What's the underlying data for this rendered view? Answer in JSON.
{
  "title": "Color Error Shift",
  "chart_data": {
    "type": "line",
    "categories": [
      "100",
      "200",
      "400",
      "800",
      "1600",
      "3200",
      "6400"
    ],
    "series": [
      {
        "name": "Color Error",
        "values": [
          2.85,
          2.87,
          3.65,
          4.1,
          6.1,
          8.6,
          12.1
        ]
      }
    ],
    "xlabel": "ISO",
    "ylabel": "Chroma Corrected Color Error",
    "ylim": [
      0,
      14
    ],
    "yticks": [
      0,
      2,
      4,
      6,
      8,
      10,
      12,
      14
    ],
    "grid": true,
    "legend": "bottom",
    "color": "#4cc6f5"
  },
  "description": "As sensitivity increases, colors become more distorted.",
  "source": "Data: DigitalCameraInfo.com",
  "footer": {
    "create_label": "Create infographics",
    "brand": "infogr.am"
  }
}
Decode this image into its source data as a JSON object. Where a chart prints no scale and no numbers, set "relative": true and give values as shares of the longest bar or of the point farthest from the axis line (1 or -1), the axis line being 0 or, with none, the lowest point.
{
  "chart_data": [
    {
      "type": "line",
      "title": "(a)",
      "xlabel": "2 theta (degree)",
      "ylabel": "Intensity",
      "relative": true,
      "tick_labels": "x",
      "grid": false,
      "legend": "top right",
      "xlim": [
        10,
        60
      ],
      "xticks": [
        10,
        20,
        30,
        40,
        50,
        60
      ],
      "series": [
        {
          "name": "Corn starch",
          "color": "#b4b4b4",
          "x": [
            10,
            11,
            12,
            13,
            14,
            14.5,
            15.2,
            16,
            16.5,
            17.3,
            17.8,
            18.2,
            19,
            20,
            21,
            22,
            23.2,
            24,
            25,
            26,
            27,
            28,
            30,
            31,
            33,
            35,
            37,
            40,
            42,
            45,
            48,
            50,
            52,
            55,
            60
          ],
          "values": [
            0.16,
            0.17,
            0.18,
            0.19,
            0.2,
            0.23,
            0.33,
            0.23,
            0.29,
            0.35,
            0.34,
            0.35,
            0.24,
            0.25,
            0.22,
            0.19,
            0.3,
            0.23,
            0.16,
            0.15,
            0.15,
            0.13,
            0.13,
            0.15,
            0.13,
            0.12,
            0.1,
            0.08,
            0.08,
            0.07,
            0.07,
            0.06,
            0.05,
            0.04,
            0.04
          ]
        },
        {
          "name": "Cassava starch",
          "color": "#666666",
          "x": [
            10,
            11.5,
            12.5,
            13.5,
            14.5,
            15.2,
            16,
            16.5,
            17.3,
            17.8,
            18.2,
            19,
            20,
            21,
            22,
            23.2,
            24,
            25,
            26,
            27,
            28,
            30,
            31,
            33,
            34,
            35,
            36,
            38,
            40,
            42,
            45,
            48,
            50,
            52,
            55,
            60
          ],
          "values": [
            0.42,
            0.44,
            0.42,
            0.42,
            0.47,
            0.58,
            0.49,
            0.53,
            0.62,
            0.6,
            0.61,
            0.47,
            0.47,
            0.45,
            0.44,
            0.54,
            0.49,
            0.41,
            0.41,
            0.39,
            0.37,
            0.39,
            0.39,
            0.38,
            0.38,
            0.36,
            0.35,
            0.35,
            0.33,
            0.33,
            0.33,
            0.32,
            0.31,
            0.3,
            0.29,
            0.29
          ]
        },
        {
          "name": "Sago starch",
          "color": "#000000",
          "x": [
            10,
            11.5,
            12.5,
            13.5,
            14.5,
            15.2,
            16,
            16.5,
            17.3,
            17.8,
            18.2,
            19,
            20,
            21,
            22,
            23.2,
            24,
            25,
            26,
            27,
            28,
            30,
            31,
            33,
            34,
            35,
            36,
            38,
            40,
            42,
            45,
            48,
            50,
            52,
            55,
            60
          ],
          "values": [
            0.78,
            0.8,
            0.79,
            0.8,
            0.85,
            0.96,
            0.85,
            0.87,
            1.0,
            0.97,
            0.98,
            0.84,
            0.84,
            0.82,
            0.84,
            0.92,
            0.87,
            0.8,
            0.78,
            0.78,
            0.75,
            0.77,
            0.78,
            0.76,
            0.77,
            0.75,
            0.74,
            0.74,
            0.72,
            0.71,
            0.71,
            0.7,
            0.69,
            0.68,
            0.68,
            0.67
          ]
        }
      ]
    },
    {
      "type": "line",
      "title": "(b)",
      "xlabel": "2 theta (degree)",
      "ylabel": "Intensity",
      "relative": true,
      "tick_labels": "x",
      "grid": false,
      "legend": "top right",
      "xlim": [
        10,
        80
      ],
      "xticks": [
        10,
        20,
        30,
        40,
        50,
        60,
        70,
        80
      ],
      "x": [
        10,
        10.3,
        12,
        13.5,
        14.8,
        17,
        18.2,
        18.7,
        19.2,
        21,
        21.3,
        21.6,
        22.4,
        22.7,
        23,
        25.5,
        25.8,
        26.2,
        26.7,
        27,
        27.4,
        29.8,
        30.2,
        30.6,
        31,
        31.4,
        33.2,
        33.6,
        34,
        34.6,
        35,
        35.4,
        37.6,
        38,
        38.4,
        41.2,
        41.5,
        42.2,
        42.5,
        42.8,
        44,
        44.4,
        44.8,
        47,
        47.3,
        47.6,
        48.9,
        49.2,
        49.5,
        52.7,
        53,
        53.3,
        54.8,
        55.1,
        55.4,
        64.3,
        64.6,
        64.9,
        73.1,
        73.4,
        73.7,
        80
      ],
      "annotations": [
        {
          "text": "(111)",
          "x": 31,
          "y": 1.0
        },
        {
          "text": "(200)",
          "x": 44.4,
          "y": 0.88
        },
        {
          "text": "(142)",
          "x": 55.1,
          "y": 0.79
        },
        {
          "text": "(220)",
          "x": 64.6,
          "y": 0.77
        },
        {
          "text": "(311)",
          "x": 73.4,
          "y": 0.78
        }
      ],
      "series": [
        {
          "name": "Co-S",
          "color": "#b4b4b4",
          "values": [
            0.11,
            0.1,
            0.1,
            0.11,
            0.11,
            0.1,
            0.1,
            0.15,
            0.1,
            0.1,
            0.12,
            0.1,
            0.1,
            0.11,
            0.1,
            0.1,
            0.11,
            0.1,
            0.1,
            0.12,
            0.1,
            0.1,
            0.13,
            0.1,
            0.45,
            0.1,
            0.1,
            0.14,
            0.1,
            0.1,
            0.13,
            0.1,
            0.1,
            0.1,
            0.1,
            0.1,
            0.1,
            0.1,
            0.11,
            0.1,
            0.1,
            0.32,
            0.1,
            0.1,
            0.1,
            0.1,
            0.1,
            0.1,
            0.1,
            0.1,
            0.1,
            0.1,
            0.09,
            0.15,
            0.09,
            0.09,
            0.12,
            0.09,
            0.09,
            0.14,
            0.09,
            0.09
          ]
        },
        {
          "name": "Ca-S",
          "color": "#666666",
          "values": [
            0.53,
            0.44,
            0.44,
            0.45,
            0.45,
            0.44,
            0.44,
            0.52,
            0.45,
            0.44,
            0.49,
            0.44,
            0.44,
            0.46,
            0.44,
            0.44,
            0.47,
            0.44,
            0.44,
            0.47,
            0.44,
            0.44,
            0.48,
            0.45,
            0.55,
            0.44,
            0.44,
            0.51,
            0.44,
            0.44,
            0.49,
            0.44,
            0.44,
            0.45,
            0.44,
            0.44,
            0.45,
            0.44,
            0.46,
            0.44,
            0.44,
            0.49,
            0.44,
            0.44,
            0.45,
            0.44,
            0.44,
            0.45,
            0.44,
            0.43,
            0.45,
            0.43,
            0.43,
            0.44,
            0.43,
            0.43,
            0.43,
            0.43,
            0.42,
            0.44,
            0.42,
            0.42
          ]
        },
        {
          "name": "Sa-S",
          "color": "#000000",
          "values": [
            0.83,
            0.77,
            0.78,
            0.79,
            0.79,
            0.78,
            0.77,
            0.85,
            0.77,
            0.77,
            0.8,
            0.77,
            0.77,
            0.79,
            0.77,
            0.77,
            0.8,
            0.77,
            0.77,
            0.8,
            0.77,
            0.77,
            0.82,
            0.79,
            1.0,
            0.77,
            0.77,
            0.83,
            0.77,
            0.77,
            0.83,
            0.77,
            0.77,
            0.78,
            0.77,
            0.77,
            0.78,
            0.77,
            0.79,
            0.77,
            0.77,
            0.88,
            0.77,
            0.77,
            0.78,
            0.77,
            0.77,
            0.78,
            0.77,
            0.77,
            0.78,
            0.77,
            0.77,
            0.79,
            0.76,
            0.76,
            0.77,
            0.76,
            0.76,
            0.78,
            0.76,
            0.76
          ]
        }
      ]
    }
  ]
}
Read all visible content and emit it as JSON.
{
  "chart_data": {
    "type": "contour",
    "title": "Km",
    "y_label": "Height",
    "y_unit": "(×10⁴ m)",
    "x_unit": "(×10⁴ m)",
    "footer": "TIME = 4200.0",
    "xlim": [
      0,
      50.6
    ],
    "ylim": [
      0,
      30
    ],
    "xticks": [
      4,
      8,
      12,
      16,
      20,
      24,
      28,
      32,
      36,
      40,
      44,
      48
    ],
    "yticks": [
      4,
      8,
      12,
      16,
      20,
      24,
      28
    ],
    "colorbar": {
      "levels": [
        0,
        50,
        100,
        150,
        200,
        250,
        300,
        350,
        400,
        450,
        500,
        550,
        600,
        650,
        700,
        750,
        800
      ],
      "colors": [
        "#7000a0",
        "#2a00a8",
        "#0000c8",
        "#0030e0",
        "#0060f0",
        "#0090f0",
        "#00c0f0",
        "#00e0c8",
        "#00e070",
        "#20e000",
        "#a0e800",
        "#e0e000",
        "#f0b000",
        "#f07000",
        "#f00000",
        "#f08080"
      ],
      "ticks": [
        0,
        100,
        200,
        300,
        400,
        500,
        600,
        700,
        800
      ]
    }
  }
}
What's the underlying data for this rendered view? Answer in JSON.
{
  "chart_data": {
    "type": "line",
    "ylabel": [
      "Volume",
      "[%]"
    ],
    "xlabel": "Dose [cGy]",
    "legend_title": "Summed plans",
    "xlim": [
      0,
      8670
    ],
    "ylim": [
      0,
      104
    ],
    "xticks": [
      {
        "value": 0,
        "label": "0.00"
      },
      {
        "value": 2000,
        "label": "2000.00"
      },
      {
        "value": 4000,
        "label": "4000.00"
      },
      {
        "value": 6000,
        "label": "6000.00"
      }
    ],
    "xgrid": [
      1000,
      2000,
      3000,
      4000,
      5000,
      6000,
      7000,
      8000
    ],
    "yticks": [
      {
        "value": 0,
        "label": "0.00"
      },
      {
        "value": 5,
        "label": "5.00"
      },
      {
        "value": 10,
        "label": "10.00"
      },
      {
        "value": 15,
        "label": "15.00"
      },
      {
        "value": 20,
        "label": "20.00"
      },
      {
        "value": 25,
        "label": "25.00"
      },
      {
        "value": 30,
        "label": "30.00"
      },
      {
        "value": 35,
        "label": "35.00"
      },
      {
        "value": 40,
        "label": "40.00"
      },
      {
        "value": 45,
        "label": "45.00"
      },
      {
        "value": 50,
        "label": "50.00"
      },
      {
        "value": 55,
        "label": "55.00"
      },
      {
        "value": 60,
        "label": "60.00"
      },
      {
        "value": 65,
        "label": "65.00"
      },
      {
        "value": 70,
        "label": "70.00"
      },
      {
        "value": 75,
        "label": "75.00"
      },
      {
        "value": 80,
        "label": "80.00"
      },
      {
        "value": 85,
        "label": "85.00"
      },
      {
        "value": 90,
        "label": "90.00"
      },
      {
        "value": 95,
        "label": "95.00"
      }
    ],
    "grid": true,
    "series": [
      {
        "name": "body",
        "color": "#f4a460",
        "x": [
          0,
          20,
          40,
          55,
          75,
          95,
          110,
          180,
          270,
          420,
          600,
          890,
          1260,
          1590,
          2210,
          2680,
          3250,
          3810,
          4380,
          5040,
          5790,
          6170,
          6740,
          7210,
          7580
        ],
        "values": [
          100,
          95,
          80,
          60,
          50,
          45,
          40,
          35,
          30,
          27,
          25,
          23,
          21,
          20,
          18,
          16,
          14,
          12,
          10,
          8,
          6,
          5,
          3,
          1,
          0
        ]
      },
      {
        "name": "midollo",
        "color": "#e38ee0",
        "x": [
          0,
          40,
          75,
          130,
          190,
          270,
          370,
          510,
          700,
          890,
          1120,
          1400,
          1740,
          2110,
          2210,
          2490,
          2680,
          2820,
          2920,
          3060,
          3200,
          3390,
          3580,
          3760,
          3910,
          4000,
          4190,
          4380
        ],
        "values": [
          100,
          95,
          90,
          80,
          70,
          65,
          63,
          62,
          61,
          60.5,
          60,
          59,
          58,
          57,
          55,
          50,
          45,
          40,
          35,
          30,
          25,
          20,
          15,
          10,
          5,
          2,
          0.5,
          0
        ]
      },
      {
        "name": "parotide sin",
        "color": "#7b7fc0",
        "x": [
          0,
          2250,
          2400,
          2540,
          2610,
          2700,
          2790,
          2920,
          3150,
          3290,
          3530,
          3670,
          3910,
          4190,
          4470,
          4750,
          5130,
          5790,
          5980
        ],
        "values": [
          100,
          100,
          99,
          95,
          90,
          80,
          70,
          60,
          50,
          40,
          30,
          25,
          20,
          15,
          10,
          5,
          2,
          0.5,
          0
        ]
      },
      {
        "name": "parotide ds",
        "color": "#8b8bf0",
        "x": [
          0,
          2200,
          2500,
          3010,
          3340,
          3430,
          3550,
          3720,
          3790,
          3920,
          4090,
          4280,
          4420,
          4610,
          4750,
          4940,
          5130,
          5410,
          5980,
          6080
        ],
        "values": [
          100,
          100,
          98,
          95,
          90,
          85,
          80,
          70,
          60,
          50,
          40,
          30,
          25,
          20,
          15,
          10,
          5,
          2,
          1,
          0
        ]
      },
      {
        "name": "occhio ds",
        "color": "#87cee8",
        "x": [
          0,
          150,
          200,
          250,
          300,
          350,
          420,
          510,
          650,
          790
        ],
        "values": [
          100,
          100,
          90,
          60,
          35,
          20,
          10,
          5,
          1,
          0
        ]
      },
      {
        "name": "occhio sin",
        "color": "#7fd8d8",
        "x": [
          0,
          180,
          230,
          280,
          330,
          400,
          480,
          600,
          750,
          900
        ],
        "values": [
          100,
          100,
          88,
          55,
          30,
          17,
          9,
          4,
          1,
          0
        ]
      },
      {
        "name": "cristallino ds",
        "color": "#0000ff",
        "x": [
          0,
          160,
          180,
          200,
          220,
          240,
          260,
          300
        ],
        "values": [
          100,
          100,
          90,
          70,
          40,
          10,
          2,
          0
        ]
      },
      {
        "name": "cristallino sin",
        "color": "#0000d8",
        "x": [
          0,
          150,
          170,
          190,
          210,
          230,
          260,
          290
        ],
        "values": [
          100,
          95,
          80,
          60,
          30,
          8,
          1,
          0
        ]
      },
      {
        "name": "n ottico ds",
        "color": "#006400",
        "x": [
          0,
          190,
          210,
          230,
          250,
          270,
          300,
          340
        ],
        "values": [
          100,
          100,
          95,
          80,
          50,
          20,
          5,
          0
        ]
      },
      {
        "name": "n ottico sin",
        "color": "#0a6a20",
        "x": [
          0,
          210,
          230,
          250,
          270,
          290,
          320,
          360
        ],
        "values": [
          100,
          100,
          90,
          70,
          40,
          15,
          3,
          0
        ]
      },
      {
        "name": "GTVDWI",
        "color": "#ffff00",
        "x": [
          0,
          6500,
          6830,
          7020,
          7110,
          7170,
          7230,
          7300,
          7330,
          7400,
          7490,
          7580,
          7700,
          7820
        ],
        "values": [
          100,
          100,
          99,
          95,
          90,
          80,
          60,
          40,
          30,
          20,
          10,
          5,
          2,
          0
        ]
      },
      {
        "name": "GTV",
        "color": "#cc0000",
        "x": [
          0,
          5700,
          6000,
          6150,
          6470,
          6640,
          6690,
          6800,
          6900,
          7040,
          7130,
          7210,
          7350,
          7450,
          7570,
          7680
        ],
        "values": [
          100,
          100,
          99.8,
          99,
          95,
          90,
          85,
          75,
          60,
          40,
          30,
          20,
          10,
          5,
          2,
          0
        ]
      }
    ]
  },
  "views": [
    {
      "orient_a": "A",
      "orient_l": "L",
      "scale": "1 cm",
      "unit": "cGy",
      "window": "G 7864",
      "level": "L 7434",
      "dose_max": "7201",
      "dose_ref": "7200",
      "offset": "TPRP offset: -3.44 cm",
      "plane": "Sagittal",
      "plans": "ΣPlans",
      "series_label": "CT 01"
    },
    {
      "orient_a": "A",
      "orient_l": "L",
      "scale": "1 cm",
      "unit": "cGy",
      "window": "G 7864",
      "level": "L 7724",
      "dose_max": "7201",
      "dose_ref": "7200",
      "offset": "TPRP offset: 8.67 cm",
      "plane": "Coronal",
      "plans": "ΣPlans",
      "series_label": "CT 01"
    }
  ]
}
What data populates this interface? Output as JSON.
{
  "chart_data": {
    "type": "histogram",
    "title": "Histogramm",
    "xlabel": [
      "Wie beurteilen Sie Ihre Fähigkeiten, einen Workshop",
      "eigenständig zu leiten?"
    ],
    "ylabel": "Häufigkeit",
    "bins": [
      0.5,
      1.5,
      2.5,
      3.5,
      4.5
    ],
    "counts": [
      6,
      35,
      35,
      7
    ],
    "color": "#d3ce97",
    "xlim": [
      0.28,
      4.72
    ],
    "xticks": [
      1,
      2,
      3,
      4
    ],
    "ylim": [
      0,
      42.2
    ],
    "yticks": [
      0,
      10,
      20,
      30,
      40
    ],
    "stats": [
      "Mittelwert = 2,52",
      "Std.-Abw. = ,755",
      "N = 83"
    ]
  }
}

•••••

Find the line containing "What data populates". Reproduce it exactly, along with every line after it through the last.

- [ANSWER IN FULL]:
What data populates this interface? Output as JSON.
{
  "chart_data": {
    "type": "histogram",
    "title": "Histogramm",
    "xlabel": [
      "Wie beurteilen Sie Ihre Fähigkeiten, einen Workshop",
      "eigenständig zu leiten?"
    ],
    "ylabel": "Häufigkeit",
    "bins": [
      0.5,
      1.5,
      2.5,
      3.5,
      4.5
    ],
    "counts": [
      6,
      35,
      35,
      7
    ],
    "color": "#d3ce97",
    "xlim": [
      0.28,
      4.72
    ],
    "xticks": [
      1,
      2,
      3,
      4
    ],
    "ylim": [
      0,
      42.2
    ],
    "yticks": [
      0,
      10,
      20,
      30,
      40
    ],
    "stats": [
      "Mittelwert = 2,52",
      "Std.-Abw. = ,755",
      "N = 83"
    ]
  }
}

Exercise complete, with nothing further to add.